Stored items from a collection
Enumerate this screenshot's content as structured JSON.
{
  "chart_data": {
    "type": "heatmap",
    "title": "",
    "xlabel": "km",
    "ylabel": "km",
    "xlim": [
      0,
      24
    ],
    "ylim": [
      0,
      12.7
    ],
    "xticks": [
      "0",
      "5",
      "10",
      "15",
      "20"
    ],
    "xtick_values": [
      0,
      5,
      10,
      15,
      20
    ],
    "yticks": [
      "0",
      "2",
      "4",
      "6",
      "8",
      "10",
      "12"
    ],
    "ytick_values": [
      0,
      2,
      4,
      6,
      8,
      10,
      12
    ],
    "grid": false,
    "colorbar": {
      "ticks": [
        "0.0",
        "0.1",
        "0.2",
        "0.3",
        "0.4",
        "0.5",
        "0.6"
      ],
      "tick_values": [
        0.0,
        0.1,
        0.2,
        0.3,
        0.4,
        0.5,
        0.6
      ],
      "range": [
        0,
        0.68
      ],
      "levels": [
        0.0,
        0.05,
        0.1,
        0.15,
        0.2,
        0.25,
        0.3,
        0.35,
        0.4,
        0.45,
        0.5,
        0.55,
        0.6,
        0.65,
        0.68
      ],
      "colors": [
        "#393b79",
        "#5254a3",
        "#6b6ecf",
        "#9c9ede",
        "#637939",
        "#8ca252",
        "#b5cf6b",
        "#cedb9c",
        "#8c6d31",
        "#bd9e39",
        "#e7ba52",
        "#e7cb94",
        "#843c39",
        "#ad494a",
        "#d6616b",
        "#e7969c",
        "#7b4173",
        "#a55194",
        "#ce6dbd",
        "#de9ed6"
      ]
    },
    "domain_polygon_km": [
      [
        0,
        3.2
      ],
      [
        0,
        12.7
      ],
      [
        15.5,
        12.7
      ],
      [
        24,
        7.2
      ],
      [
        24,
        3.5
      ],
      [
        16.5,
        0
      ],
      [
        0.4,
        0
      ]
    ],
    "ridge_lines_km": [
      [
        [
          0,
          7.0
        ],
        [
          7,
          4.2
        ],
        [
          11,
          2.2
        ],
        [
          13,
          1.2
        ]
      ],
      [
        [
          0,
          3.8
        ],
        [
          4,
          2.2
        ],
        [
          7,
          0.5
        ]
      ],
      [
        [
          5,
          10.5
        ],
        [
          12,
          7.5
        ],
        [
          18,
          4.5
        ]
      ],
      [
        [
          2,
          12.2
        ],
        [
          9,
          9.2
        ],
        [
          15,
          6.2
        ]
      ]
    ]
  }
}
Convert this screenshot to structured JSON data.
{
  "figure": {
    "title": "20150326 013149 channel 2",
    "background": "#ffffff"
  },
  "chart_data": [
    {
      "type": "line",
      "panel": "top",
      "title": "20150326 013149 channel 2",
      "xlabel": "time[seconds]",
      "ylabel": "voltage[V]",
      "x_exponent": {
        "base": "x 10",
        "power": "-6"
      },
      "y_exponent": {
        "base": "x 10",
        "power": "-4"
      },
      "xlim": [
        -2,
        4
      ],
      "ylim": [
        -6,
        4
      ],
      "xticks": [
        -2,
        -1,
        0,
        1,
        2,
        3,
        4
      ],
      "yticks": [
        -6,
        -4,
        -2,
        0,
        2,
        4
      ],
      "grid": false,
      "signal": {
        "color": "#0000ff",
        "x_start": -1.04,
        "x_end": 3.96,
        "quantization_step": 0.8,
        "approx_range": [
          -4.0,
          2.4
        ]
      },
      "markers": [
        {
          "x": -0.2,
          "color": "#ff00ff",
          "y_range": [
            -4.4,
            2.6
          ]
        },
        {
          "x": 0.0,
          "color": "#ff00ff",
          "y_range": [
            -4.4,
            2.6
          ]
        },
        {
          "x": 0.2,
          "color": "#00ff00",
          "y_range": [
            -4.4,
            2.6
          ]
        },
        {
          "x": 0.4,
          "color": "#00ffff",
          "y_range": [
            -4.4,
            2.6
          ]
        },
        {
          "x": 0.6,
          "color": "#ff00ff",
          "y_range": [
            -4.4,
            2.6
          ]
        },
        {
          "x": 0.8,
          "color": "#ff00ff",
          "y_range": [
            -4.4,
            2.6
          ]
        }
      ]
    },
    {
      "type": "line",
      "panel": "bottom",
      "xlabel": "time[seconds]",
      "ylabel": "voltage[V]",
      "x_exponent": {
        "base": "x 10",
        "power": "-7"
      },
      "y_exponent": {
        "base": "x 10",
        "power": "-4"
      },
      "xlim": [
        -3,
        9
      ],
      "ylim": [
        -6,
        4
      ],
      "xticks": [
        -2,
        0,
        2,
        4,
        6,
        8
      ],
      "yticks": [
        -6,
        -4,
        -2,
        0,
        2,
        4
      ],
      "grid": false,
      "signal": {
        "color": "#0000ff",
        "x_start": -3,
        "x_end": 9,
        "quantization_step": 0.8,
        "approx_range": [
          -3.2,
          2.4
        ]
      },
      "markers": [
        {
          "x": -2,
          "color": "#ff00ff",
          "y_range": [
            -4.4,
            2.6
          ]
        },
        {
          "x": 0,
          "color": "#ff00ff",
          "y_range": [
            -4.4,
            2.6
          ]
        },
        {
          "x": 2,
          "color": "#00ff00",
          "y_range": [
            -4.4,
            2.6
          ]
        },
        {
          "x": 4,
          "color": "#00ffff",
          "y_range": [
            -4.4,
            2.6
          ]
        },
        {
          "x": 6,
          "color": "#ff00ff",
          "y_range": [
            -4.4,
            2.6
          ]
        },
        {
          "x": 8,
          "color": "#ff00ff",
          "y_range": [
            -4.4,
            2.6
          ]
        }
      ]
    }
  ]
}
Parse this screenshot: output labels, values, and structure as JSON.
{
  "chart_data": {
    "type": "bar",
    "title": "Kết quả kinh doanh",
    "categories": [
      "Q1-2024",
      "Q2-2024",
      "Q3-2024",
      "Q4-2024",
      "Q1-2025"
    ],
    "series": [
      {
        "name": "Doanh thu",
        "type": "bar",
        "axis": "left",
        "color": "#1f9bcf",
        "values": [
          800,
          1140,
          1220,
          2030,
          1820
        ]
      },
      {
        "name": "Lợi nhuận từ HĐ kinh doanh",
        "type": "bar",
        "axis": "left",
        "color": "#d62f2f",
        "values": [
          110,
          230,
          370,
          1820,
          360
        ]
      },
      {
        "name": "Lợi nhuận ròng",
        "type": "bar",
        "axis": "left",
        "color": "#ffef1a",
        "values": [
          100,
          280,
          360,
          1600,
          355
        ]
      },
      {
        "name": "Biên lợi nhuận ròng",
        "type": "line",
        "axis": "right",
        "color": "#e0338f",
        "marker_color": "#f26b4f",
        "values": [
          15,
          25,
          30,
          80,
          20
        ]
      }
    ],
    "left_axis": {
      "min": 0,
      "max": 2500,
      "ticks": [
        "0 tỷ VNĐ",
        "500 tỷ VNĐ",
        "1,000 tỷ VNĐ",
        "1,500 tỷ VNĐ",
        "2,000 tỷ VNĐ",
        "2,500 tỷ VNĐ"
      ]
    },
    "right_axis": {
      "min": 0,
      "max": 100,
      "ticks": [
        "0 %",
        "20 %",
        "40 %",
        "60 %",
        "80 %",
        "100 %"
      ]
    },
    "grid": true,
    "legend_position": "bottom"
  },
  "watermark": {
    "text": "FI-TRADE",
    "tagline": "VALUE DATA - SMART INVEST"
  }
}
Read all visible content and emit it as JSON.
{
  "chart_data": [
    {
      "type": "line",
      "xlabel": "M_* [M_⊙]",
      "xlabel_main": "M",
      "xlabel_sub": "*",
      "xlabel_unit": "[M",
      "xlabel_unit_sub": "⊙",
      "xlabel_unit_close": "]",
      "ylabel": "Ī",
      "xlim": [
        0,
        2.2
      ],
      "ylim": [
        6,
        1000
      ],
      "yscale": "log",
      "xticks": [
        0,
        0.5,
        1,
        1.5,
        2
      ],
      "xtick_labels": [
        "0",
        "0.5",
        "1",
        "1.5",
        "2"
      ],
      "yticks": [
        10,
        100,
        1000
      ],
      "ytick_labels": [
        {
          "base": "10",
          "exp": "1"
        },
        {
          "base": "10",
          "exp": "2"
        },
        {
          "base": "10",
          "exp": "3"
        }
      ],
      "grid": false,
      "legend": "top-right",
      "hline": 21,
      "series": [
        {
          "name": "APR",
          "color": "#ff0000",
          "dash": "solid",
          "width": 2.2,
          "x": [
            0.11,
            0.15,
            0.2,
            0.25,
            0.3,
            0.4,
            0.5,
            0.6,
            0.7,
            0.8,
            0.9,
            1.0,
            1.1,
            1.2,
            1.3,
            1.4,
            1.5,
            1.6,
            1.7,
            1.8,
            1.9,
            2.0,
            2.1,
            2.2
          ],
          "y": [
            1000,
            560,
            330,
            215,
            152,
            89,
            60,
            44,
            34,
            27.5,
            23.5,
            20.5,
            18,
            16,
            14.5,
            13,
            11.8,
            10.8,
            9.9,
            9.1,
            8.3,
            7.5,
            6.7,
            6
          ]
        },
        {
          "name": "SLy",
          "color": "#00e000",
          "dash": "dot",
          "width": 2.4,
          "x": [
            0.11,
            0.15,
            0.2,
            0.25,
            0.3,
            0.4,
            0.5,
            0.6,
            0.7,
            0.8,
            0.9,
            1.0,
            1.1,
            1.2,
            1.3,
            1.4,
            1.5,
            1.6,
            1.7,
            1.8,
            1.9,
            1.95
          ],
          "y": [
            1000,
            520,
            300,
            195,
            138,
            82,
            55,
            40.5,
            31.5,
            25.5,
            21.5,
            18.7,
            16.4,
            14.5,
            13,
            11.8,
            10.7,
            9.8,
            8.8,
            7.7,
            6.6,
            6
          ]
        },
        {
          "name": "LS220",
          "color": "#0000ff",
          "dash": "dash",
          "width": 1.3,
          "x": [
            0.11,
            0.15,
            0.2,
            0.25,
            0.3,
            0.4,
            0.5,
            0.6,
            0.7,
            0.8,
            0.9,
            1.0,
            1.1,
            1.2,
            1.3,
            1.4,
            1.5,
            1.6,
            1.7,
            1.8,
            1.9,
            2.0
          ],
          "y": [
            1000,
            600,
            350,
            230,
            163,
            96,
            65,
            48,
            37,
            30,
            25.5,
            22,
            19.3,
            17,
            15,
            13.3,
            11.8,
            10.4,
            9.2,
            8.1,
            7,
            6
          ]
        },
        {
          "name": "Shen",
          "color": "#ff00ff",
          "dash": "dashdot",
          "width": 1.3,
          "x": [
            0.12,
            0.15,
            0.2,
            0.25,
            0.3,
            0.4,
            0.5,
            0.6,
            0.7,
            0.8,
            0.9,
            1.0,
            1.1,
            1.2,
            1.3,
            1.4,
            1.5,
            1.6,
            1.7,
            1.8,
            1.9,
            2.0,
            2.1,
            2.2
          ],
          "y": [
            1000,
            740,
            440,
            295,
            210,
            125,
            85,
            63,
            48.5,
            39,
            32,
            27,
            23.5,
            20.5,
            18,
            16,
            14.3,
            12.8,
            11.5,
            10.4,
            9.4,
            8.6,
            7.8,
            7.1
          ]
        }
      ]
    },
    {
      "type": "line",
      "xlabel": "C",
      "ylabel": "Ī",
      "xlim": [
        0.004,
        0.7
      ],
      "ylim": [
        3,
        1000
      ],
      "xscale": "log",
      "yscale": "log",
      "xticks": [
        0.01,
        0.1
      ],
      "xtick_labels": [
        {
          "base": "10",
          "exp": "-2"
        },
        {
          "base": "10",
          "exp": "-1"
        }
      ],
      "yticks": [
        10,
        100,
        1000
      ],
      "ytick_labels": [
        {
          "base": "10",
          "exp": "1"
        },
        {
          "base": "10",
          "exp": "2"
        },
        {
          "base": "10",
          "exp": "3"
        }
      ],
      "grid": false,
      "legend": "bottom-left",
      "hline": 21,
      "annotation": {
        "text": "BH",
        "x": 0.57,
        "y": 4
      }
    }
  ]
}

* [WHAT IS ASKED]
From the entries above, extract each line containing "name".

* [TASK RESULT]
        "name": "Doanh thu",
        "name": "Lợi nhuận từ HĐ kinh doanh",
        "name": "Lợi nhuận ròng",
        "name": "Biên lợi nhuận ròng",
          "name": "APR",
          "name": "SLy",
          "name": "LS220",
          "name": "Shen",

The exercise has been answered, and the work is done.